AIM OF THE TASK: Retype all of the data exactly as given.

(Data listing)

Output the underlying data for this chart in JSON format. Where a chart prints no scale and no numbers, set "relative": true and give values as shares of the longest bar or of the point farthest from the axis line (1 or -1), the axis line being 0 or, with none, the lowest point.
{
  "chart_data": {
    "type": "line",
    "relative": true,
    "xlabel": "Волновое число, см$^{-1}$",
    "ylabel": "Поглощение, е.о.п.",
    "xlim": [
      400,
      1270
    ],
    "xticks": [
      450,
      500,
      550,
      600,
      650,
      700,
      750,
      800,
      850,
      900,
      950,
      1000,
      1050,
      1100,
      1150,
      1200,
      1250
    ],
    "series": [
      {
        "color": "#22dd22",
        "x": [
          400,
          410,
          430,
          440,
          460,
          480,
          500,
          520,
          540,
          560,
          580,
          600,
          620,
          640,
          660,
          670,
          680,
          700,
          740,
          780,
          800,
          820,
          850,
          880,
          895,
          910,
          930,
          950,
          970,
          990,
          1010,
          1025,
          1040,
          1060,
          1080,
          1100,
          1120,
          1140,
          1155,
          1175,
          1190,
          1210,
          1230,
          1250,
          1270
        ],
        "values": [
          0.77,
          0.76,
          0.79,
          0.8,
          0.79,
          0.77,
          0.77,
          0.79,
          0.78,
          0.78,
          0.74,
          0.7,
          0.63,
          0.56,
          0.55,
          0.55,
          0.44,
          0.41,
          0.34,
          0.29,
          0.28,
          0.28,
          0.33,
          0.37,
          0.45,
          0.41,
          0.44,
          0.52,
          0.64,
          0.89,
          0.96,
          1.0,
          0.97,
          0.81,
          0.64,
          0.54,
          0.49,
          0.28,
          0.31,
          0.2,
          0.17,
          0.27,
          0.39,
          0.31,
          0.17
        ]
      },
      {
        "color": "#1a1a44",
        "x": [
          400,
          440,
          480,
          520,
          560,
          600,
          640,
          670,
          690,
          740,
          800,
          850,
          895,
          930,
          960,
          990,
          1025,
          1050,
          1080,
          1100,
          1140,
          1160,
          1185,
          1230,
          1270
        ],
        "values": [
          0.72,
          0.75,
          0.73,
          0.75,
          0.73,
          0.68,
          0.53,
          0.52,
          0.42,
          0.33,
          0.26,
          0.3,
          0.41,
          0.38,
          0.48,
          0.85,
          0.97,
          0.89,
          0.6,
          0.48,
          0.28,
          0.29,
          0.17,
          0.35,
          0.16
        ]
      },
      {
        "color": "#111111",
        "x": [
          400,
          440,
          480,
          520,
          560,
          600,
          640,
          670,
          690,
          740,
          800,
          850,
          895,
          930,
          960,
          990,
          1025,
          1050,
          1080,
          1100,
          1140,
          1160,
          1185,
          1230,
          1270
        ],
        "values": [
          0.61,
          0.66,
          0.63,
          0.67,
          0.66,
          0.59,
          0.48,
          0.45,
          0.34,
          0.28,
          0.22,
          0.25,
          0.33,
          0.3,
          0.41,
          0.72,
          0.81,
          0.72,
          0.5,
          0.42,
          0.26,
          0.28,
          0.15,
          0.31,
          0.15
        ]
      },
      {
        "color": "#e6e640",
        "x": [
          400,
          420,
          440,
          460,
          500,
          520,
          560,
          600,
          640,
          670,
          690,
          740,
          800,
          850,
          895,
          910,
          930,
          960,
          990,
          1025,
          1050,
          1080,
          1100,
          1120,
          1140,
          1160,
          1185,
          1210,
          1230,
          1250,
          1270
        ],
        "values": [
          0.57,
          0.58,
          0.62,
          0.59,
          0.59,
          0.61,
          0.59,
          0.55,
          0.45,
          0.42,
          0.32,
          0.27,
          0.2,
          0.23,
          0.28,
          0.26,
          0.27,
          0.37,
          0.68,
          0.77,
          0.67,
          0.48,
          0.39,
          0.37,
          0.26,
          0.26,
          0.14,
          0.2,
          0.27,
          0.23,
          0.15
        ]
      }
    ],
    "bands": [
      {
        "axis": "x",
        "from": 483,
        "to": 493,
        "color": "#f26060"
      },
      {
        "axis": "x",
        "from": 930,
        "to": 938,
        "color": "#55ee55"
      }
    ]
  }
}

TASK RESULT:
Output the underlying data for this chart in JSON format. Where a chart prints no scale and no numbers, set "relative": true and give values as shares of the longest bar or of the point farthest from the axis line (1 or -1), the axis line being 0 or, with none, the lowest point.
{
  "chart_data": {
    "type": "line",
    "relative": true,
    "xlabel": "Волновое число, см$^{-1}$",
    "ylabel": "Поглощение, е.о.п.",
    "xlim": [
      400,
      1270
    ],
    "xticks": [
      450,
      500,
      550,
      600,
      650,
      700,
      750,
      800,
      850,
      900,
      950,
      1000,
      1050,
      1100,
      1150,
      1200,
      1250
    ],
    "series": [
      {
        "color": "#22dd22",
        "x": [
          400,
          410,
          430,
          440,
          460,
          480,
          500,
          520,
          540,
          560,
          580,
          600,
          620,
          640,
          660,
          670,
          680,
          700,
          740,
          780,
          800,
          820,
          850,
          880,
          895,
          910,
          930,
          950,
          970,
          990,
          1010,
          1025,
          1040,
          1060,
          1080,
          1100,
          1120,
          1140,
          1155,
          1175,
          1190,
          1210,
          1230,
          1250,
          1270
        ],
        "values": [
          0.77,
          0.76,
          0.79,
          0.8,
          0.79,
          0.77,
          0.77,
          0.79,
          0.78,
          0.78,
          0.74,
          0.7,
          0.63,
          0.56,
          0.55,
          0.55,
          0.44,
          0.41,
          0.34,
          0.29,
          0.28,
          0.28,
          0.33,
          0.37,
          0.45,
          0.41,
          0.44,
          0.52,
          0.64,
          0.89,
          0.96,
          1.0,
          0.97,
          0.81,
          0.64,
          0.54,
          0.49,
          0.28,
          0.31,
          0.2,
          0.17,
          0.27,
          0.39,
          0.31,
          0.17
        ]
      },
      {
        "color": "#1a1a44",
        "x": [
          400,
          440,
          480,
          520,
          560,
          600,
          640,
          670,
          690,
          740,
          800,
          850,
          895,
          930,
          960,
          990,
          1025,
          1050,
          1080,
          1100,
          1140,
          1160,
          1185,
          1230,
          1270
        ],
        "values": [
          0.72,
          0.75,
          0.73,
          0.75,
          0.73,
          0.68,
          0.53,
          0.52,
          0.42,
          0.33,
          0.26,
          0.3,
          0.41,
          0.38,
          0.48,
          0.85,
          0.97,
          0.89,
          0.6,
          0.48,
          0.28,
          0.29,
          0.17,
          0.35,
          0.16
        ]
      },
      {
        "color": "#111111",
        "x": [
          400,
          440,
          480,
          520,
          560,
          600,
          640,
          670,
          690,
          740,
          800,
          850,
          895,
          930,
          960,
          990,
          1025,
          1050,
          1080,
          1100,
          1140,
          1160,
          1185,
          1230,
          1270
        ],
        "values": [
          0.61,
          0.66,
          0.63,
          0.67,
          0.66,
          0.59,
          0.48,
          0.45,
          0.34,
          0.28,
          0.22,
          0.25,
          0.33,
          0.3,
          0.41,
          0.72,
          0.81,
          0.72,
          0.5,
          0.42,
          0.26,
          0.28,
          0.15,
          0.31,
          0.15
        ]
      },
      {
        "color": "#e6e640",
        "x": [
          400,
          420,
          440,
          460,
          500,
          520,
          560,
          600,
          640,
          670,
          690,
          740,
          800,
          850,
          895,
          910,
          930,
          960,
          990,
          1025,
          1050,
          1080,
          1100,
          1120,
          1140,
          1160,
          1185,
          1210,
          1230,
          1250,
          1270
        ],
        "values": [
          0.57,
          0.58,
          0.62,
          0.59,
          0.59,
          0.61,
          0.59,
          0.55,
          0.45,
          0.42,
          0.32,
          0.27,
          0.2,
          0.23,
          0.28,
          0.26,
          0.27,
          0.37,
          0.68,
          0.77,
          0.67,
          0.48,
          0.39,
          0.37,
          0.26,
          0.26,
          0.14,
          0.2,
          0.27,
          0.23,
          0.15
        ]
      }
    ],
    "bands": [
      {
        "axis": "x",
        "from": 483,
        "to": 493,
        "color": "#f26060"
      },
      {
        "axis": "x",
        "from": 930,
        "to": 938,
        "color": "#55ee55"
      }
    ]
  }
}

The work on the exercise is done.